Find and copy each line of the records where the string "this" shows up.

■ ■ ■ ■

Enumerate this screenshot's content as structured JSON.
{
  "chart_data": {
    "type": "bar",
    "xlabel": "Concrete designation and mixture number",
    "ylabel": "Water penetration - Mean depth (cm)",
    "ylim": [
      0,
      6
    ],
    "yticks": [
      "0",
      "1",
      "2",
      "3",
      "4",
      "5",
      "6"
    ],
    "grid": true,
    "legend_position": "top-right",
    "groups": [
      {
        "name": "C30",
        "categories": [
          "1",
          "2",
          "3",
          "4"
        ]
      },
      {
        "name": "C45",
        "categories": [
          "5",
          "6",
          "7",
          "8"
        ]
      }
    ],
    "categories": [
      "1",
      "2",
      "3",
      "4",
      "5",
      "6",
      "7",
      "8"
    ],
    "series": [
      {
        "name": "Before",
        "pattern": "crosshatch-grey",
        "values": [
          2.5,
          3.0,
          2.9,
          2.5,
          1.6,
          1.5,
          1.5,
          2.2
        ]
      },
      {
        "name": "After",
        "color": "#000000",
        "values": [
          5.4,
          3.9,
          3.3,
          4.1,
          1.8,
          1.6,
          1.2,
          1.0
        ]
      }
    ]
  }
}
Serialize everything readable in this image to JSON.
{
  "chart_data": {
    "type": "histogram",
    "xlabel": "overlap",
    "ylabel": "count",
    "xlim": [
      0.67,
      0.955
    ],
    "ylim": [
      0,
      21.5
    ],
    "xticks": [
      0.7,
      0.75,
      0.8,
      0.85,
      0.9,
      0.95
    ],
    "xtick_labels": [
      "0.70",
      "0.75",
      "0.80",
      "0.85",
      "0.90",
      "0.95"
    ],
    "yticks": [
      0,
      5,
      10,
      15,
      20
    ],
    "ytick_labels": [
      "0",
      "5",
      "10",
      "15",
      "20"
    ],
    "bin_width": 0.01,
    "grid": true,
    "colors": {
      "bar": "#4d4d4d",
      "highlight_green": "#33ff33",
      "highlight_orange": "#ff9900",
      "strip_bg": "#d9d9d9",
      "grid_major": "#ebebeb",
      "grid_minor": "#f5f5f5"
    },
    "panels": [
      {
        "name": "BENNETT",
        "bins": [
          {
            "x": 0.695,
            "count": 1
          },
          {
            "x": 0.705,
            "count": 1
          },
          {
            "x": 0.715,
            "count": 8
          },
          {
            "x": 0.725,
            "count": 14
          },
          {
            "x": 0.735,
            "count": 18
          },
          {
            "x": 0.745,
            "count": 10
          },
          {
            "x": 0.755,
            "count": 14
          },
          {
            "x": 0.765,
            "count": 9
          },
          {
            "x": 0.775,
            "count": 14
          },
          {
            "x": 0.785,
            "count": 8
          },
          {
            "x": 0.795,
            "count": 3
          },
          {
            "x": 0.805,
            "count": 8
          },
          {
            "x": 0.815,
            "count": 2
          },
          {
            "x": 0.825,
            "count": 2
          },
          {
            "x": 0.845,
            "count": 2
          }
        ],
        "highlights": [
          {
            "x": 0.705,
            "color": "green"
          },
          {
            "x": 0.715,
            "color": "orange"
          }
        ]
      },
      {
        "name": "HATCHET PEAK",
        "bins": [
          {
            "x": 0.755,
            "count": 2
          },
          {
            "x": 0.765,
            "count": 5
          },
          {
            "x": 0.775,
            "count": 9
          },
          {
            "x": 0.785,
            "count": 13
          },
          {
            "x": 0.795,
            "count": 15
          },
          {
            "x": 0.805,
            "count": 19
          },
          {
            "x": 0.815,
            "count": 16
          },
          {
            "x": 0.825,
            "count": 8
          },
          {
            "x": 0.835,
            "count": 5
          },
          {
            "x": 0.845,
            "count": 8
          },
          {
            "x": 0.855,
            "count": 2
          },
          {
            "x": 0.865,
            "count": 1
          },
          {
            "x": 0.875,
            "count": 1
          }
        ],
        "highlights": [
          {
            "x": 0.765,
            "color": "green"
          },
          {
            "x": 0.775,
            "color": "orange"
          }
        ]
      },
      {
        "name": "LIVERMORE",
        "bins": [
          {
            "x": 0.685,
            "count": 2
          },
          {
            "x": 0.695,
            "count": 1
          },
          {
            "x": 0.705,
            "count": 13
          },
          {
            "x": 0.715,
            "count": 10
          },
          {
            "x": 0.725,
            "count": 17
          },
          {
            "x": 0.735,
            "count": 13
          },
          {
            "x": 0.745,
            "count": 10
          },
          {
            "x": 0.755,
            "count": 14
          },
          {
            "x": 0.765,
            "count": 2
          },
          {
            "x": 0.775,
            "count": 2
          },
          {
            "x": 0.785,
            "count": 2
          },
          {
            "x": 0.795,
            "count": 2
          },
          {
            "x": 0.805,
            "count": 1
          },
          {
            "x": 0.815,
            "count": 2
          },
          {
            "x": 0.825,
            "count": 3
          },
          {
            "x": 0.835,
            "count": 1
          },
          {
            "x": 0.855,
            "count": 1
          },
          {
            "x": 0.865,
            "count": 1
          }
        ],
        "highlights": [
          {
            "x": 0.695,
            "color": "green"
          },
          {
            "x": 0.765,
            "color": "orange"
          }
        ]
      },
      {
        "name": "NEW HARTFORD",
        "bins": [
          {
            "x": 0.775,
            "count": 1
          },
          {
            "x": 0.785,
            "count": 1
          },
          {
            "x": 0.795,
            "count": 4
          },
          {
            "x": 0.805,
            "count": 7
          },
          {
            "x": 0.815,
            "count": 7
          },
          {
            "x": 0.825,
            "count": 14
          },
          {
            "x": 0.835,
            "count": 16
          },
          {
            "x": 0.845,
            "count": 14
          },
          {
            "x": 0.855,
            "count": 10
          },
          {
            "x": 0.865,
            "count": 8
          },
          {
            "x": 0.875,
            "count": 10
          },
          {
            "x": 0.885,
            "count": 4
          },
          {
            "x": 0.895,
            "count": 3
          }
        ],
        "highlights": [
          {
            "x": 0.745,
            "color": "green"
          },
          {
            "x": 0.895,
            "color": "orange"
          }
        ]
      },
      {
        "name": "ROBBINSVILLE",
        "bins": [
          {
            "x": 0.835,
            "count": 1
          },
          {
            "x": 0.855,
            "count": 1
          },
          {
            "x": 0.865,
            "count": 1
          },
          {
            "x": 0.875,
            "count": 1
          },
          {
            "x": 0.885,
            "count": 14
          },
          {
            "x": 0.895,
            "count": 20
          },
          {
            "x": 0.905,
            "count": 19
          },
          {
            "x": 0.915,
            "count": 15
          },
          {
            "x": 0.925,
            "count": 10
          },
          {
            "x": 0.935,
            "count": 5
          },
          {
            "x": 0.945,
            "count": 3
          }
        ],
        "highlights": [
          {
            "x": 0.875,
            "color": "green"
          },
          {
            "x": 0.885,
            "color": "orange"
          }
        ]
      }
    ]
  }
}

■ ■ ■ ■

§ **Answer for the task**
Enumerate this screenshot's content as structured JSON.
Serialize everything readable in this image to JSON.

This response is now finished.